* PAGINATEKST *
════════

4: Gesprekken oefenen met trainingsacteur

Naast oefenen in de praktijk is een effectieve manier om vaardigheden aan te leren het oefenen in een rollenspel. Tijdens deze bijeenkomst oefenen de deelnemers met professionele trainingsacteurs. Door de feedback van de acteur en collega’s en het terugkijken van de eigen filmopname, krijgen deelnemers meer zicht op hun sterke en zwakke punten. Tijdens deze bijeenkomst wordt er gebruik gemaakt van casussen en ouderrollen die zijn afgestemd op de ouderpopulatie van de school.

════════

* AANGELEVERD MATERIAAL *
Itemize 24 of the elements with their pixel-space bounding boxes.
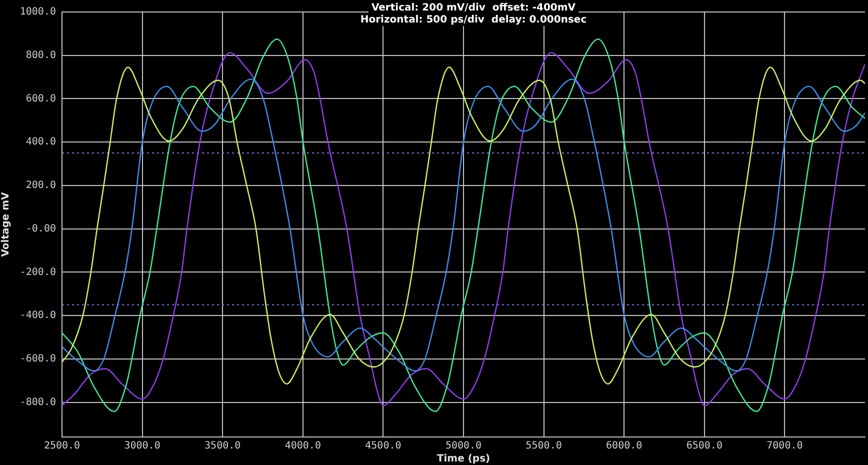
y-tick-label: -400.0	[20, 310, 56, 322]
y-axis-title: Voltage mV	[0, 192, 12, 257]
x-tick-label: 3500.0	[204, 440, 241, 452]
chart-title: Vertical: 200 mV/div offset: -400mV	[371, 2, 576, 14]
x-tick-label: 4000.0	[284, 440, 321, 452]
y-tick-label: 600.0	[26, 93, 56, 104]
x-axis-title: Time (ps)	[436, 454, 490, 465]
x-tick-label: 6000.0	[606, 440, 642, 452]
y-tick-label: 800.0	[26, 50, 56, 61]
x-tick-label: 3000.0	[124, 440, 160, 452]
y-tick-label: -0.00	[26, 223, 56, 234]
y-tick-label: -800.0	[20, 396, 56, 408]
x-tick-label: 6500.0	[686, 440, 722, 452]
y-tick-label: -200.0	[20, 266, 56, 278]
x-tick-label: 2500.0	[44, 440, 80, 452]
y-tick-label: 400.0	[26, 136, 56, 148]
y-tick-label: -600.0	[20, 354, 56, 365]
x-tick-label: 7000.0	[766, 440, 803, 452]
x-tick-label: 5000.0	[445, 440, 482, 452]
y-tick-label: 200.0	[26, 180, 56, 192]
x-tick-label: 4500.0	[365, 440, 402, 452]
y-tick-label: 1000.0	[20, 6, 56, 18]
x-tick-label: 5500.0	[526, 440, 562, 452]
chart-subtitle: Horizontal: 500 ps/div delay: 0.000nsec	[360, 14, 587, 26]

════════

* OPDRACHT A *
Geef uit de rijen alles opnieuw weer, van de regel met "310, 56, 322]" tot en met de regel met "180, 56, 192]", precies zoals het er staat.
* OPDRACHT B *
Ga verder met de tekst over gesprekken oefenen met een trainingsacteur, te beginnen na de laatste zin.

* UITVOER A *
y-tick-label: -400.0	[20, 310, 56, 322]
y-axis-title: Voltage mV	[0, 192, 12, 257]
x-tick-label: 3500.0	[204, 440, 241, 452]
chart-title: Vertical: 200 mV/div offset: -400mV	[371, 2, 576, 14]
x-tick-label: 4000.0	[284, 440, 321, 452]
y-tick-label: 600.0	[26, 93, 56, 104]
x-axis-title: Time (ps)	[436, 454, 490, 465]
x-tick-label: 6000.0	[606, 440, 642, 452]
y-tick-label: 800.0	[26, 50, 56, 61]
x-tick-label: 3000.0	[124, 440, 160, 452]
y-tick-label: -0.00	[26, 223, 56, 234]
y-tick-label: -800.0	[20, 396, 56, 408]
x-tick-label: 6500.0	[686, 440, 722, 452]
y-tick-label: -200.0	[20, 266, 56, 278]
x-tick-label: 2500.0	[44, 440, 80, 452]
y-tick-label: 400.0	[26, 136, 56, 148]
y-tick-label: -600.0	[20, 354, 56, 365]
x-tick-label: 7000.0	[766, 440, 803, 452]
x-tick-label: 5000.0	[445, 440, 482, 452]
y-tick-label: 200.0	[26, 180, 56, 192]

* UITVOER B *
5, 6 & 7: Thematische bijeenkomsten

Op basis van de voorkennis en leervragen van de deelnemers worden er in overleg maximaal drie van de 6 thema’s gekozen om deze bijeenkomsten in te vullen. Bij elk thema zijn er voorbereidingsopdrachten, casusmateriaal, literatuur en werkvormen beschikbaar. De volgende thema’s zijn beschikbaar:

Informele gesprekken

Belangrijke praktijken om een vertrouwensrelatie op te bouwen zijn informele gesprekken en niet-geplande bezoekjes. Een wederzijdse interesse in het kind is het vertrekpunt om met ouders in gesprek te komen. Luisteren naar ouders is daarbij een vereiste om een vertrouwensrelatie te creëren. Leerkrachten geven aan het moeilijk te vinden wanneer ouders onverwacht en op een ongeschikt moment met dringende, lastige vragen komen. Hoe de ouder serieus te nemen en tegelijk de eigen grenzen aan te geven? Centraal bij dit thema staat bouwen aan vertrouwen, luisteren, grenzen aangeven, compassie en controle en het kennen van je doelgroep. Tijdens deze bijeenkomst komt het nemen van initiatief, het benutten van diversiteit en het bevorderen van interactie aan bod.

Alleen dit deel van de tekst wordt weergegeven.